Dataset extract.
-- Begin --

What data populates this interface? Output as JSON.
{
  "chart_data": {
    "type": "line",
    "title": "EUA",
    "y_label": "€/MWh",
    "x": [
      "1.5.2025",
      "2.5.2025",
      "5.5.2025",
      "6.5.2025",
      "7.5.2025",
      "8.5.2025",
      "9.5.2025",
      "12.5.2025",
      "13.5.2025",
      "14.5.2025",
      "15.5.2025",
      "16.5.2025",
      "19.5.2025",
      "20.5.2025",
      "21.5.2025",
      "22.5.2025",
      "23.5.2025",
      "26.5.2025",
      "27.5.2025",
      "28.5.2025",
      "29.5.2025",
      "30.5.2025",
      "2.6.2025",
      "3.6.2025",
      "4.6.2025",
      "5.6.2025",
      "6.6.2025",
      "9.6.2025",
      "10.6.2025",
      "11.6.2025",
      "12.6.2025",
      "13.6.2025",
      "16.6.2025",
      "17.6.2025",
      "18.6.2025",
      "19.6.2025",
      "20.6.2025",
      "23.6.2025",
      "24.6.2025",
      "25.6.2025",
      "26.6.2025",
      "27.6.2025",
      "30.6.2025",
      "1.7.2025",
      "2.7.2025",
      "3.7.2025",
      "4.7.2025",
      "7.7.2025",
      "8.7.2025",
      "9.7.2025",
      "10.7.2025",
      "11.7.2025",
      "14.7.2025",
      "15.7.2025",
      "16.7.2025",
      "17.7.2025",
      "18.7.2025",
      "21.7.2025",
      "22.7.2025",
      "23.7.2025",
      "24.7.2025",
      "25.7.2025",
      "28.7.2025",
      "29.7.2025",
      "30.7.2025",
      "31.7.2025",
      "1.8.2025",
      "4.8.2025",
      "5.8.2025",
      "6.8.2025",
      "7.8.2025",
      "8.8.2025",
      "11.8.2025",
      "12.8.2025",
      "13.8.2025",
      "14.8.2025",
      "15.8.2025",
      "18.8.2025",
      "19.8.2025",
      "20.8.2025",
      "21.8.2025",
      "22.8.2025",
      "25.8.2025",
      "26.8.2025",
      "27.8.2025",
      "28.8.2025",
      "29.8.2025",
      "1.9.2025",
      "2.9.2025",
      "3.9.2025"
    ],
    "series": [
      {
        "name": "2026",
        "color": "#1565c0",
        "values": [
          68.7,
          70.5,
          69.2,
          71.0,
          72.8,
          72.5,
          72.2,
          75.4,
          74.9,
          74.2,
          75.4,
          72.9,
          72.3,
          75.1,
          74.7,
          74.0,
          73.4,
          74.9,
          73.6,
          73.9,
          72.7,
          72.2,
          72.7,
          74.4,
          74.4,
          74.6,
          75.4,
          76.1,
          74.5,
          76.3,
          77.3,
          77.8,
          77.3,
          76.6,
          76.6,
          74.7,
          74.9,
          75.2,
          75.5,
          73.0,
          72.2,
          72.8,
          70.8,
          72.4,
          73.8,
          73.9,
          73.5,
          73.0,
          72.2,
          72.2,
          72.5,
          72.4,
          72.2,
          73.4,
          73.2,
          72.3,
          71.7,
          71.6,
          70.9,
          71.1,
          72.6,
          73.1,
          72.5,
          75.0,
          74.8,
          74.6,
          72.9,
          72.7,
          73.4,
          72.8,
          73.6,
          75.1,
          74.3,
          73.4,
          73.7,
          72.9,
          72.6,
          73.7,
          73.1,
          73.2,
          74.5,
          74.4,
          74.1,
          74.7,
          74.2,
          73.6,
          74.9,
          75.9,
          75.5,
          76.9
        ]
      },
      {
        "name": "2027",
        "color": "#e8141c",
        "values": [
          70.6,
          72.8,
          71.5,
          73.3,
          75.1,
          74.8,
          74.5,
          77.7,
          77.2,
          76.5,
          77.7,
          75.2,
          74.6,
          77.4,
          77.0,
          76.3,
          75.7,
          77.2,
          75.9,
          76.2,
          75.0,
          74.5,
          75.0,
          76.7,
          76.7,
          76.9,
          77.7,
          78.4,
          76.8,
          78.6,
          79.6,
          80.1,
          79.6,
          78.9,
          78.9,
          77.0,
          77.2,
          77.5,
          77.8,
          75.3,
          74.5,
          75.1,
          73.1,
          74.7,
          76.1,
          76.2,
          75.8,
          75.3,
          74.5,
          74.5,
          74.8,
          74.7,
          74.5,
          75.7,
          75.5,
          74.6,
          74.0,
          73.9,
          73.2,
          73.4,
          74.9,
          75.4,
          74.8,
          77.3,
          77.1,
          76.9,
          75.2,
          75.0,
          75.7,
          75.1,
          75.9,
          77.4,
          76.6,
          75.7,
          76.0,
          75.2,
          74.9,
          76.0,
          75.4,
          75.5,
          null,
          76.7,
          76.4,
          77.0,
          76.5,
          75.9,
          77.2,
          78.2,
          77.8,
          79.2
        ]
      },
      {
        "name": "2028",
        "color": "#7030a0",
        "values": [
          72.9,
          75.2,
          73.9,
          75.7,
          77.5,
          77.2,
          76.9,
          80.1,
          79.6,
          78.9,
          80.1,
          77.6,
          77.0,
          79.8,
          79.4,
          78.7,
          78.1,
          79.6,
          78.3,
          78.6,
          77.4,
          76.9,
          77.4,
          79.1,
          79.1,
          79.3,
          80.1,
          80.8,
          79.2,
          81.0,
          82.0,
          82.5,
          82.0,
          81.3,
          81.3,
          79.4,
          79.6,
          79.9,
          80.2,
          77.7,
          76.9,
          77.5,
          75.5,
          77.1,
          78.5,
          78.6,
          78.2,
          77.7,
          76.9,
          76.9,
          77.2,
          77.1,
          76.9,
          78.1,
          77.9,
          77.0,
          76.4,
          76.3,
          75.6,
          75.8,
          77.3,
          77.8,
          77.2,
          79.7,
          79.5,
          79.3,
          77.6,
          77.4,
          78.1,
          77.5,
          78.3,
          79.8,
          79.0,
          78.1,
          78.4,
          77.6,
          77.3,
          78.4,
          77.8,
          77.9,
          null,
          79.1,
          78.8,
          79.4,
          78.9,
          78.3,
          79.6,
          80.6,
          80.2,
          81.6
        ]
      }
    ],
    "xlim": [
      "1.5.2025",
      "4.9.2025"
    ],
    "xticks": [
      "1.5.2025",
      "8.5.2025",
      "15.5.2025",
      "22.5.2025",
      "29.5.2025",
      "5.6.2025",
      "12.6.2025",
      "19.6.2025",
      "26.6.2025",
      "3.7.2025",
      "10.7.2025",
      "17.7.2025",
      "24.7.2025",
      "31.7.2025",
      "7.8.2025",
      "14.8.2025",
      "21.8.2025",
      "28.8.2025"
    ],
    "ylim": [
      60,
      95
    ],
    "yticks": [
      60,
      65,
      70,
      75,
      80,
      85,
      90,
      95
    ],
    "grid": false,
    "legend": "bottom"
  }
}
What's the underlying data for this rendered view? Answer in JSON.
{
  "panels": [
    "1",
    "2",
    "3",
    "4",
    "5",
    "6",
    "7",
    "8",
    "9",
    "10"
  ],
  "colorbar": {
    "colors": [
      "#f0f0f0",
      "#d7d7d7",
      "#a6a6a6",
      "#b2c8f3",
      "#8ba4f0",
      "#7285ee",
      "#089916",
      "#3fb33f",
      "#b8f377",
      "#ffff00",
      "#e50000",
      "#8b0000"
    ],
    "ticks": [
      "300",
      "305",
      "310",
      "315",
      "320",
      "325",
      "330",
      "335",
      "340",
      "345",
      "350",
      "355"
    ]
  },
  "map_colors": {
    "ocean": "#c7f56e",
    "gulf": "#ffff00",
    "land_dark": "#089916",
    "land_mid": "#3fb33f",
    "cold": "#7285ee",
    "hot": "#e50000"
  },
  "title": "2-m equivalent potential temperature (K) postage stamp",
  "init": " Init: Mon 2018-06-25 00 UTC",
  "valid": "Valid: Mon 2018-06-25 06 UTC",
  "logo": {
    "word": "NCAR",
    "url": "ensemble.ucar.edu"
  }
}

-- End --

Goal.
Which lines in the records above contain the string "this"? Copy each one.

Written reply.
What data populates this interface? Output as JSON.
What's the underlying data for this rendered view? Answer in JSON.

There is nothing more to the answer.